[Task requirements] Omit the pictures and return every entry exactly as written.

◇ ◇ ◇ ◇

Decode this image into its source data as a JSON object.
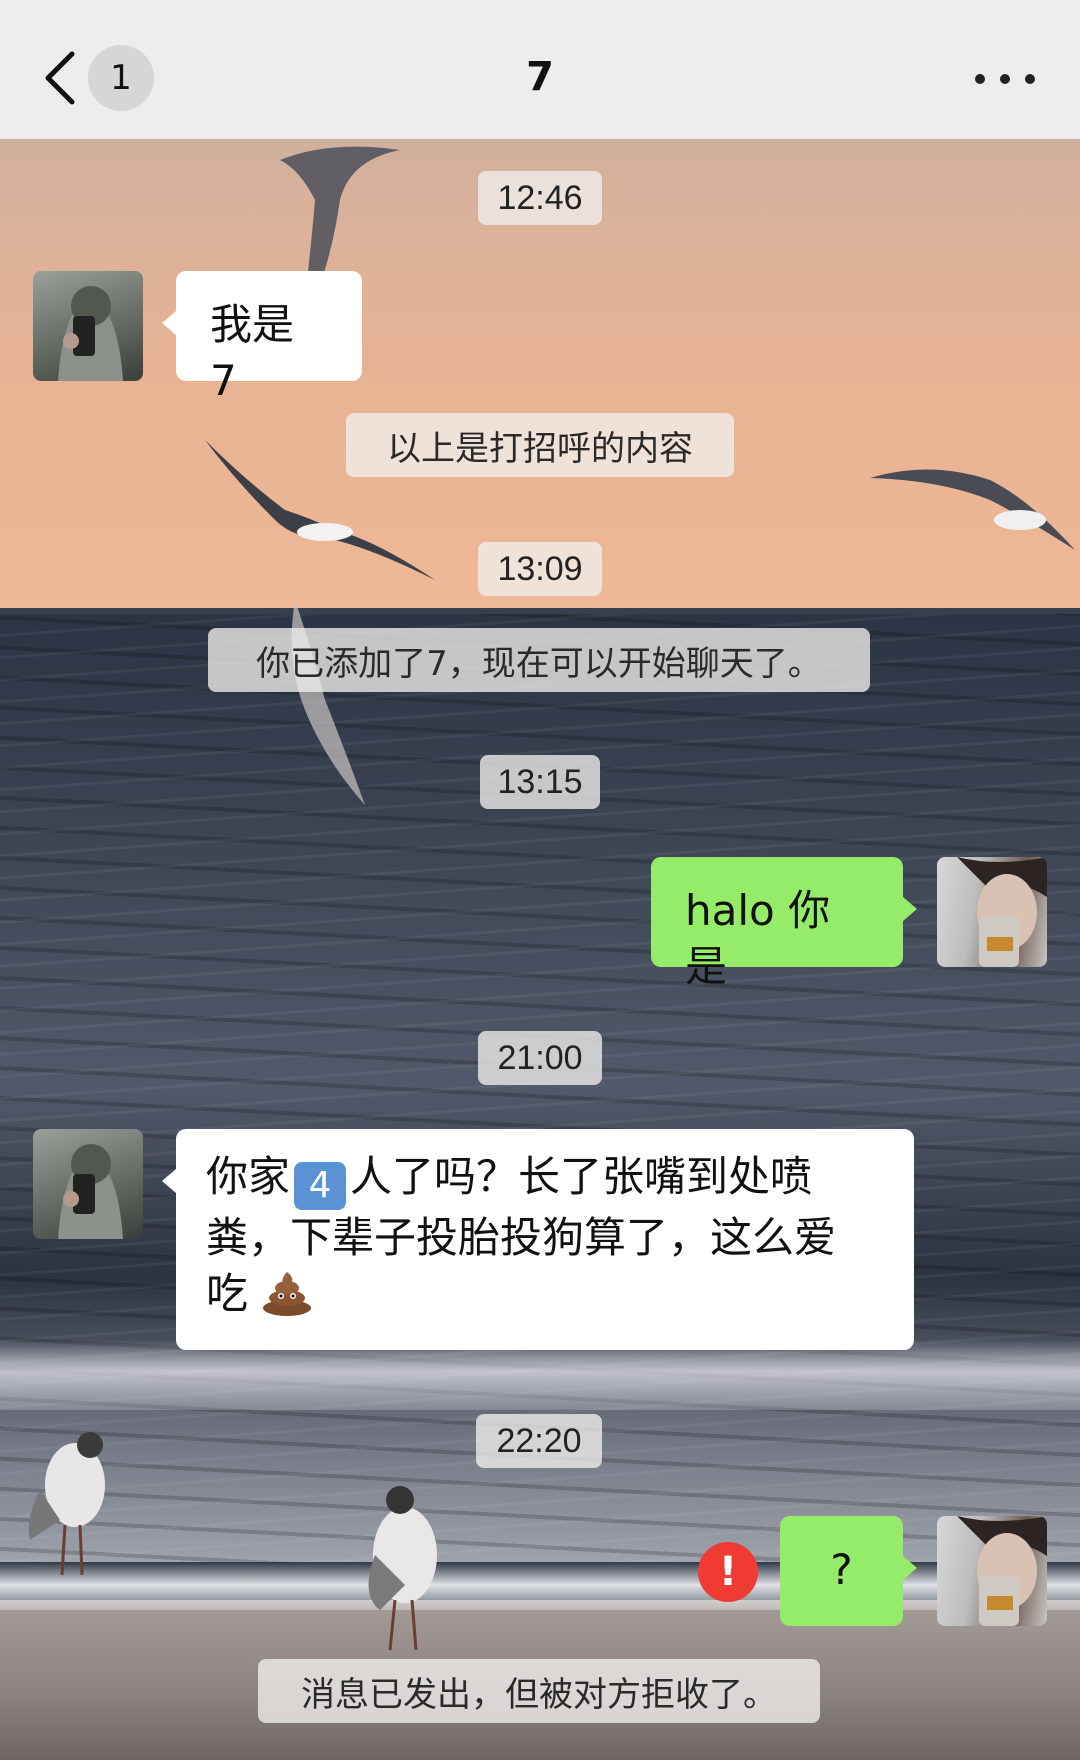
{
  "header": {
    "unread_count": "1",
    "title": "7"
  },
  "messages": {
    "time1": "12:46",
    "msg1": "我是 7",
    "sys1": "以上是打招呼的内容",
    "time2": "13:09",
    "sys2": "你已添加了7，现在可以开始聊天了。",
    "time3": "13:15",
    "msg2": "halo 你是",
    "time4": "21:00",
    "msg3_part1": "你家",
    "msg3_emoji_number": "4",
    "msg3_part2": "人了吗？长了张嘴到处喷",
    "msg3_line2": "粪，下辈子投胎投狗算了，这么爱",
    "msg3_line3": "吃",
    "time5": "22:20",
    "msg4": "?",
    "error_mark": "!",
    "sys3": "消息已发出，但被对方拒收了。"
  },
  "icons": {
    "back": "chevron-left-icon",
    "more": "more-dots-icon",
    "poop": "poop-emoji-icon",
    "error": "error-exclamation-icon"
  },
  "colors": {
    "header_bg": "#ededed",
    "bubble_self": "#95ec69",
    "bubble_other": "#ffffff",
    "error_red": "#f03b35"
  }
}
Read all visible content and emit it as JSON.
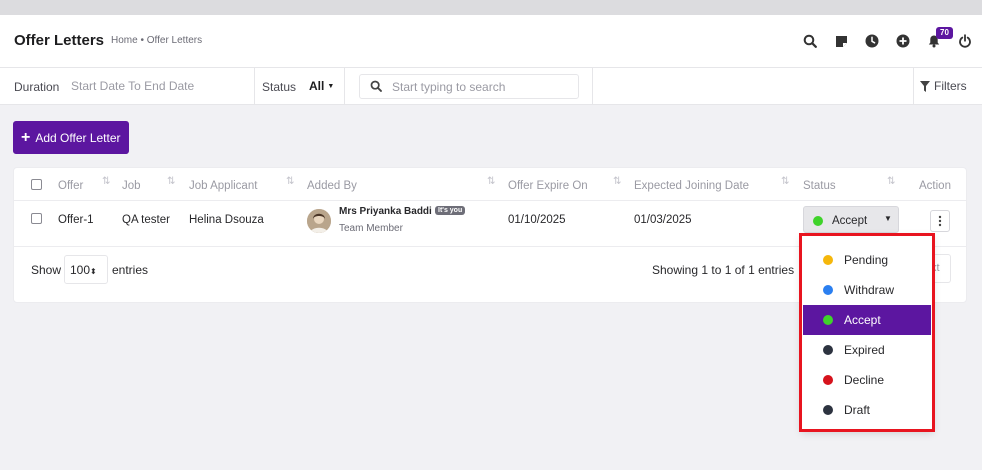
{
  "header": {
    "title": "Offer Letters",
    "breadcrumb": "Home • Offer Letters",
    "notification_count": "70"
  },
  "filters": {
    "duration_label": "Duration",
    "date_range": "Start Date To End Date",
    "status_label": "Status",
    "status_value": "All",
    "search_placeholder": "Start typing to search",
    "filters_label": "Filters"
  },
  "add_button_label": "Add Offer Letter",
  "table": {
    "columns": [
      "Offer",
      "Job",
      "Job Applicant",
      "Added By",
      "Offer Expire On",
      "Expected Joining Date",
      "Status",
      "Action"
    ],
    "rows": [
      {
        "offer": "Offer-1",
        "job": "QA tester",
        "applicant": "Helina Dsouza",
        "added_by_name": "Mrs Priyanka Baddi",
        "added_by_badge": "It's you",
        "added_by_role": "Team Member",
        "expire_on": "01/10/2025",
        "joining_date": "01/03/2025",
        "status": "Accept",
        "status_color": "#3fd32a"
      }
    ]
  },
  "footer": {
    "show_label": "Show",
    "entries_value": "100",
    "entries_label": "entries",
    "showing_text": "Showing 1 to 1 of 1 entries"
  },
  "status_dropdown": {
    "options": [
      {
        "label": "Pending",
        "color": "#f5b70b"
      },
      {
        "label": "Withdraw",
        "color": "#2b7ff0"
      },
      {
        "label": "Accept",
        "color": "#3fd32a",
        "selected": true
      },
      {
        "label": "Expired",
        "color": "#2d3340"
      },
      {
        "label": "Decline",
        "color": "#d6121c"
      },
      {
        "label": "Draft",
        "color": "#2d3340"
      }
    ]
  },
  "colors": {
    "accent": "#5c16a0",
    "highlight_border": "#e8141f"
  }
}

◇ ◇ ◇ ◇

[Task answer]
Decode this image into its source data as a JSON object.
{
  "header": {
    "unread_count": "1",
    "title": "7"
  },
  "messages": {
    "time1": "12:46",
    "msg1": "我是 7",
    "sys1": "以上是打招呼的内容",
    "time2": "13:09",
    "sys2": "你已添加了7，现在可以开始聊天了。",
    "time3": "13:15",
    "msg2": "halo 你是",
    "time4": "21:00",
    "msg3_part1": "你家",
    "msg3_emoji_number": "4",
    "msg3_part2": "人了吗？长了张嘴到处喷",
    "msg3_line2": "粪，下辈子投胎投狗算了，这么爱",
    "msg3_line3": "吃",
    "time5": "22:20",
    "msg4": "?",
    "error_mark": "!",
    "sys3": "消息已发出，但被对方拒收了。"
  },
  "icons": {
    "back": "chevron-left-icon",
    "more": "more-dots-icon",
    "poop": "poop-emoji-icon",
    "error": "error-exclamation-icon"
  },
  "colors": {
    "header_bg": "#ededed",
    "bubble_self": "#95ec69",
    "bubble_other": "#ffffff",
    "error_red": "#f03b35"
  }
}
Read all visible content and emit it as JSON.
{
  "header": {
    "title": "Offer Letters",
    "breadcrumb": "Home • Offer Letters",
    "notification_count": "70"
  },
  "filters": {
    "duration_label": "Duration",
    "date_range": "Start Date To End Date",
    "status_label": "Status",
    "status_value": "All",
    "search_placeholder": "Start typing to search",
    "filters_label": "Filters"
  },
  "add_button_label": "Add Offer Letter",
  "table": {
    "columns": [
      "Offer",
      "Job",
      "Job Applicant",
      "Added By",
      "Offer Expire On",
      "Expected Joining Date",
      "Status",
      "Action"
    ],
    "rows": [
      {
        "offer": "Offer-1",
        "job": "QA tester",
        "applicant": "Helina Dsouza",
        "added_by_name": "Mrs Priyanka Baddi",
        "added_by_badge": "It's you",
        "added_by_role": "Team Member",
        "expire_on": "01/10/2025",
        "joining_date": "01/03/2025",
        "status": "Accept",
        "status_color": "#3fd32a"
      }
    ]
  },
  "footer": {
    "show_label": "Show",
    "entries_value": "100",
    "entries_label": "entries",
    "showing_text": "Showing 1 to 1 of 1 entries"
  },
  "status_dropdown": {
    "options": [
      {
        "label": "Pending",
        "color": "#f5b70b"
      },
      {
        "label": "Withdraw",
        "color": "#2b7ff0"
      },
      {
        "label": "Accept",
        "color": "#3fd32a",
        "selected": true
      },
      {
        "label": "Expired",
        "color": "#2d3340"
      },
      {
        "label": "Decline",
        "color": "#d6121c"
      },
      {
        "label": "Draft",
        "color": "#2d3340"
      }
    ]
  },
  "colors": {
    "accent": "#5c16a0",
    "highlight_border": "#e8141f"
  }
}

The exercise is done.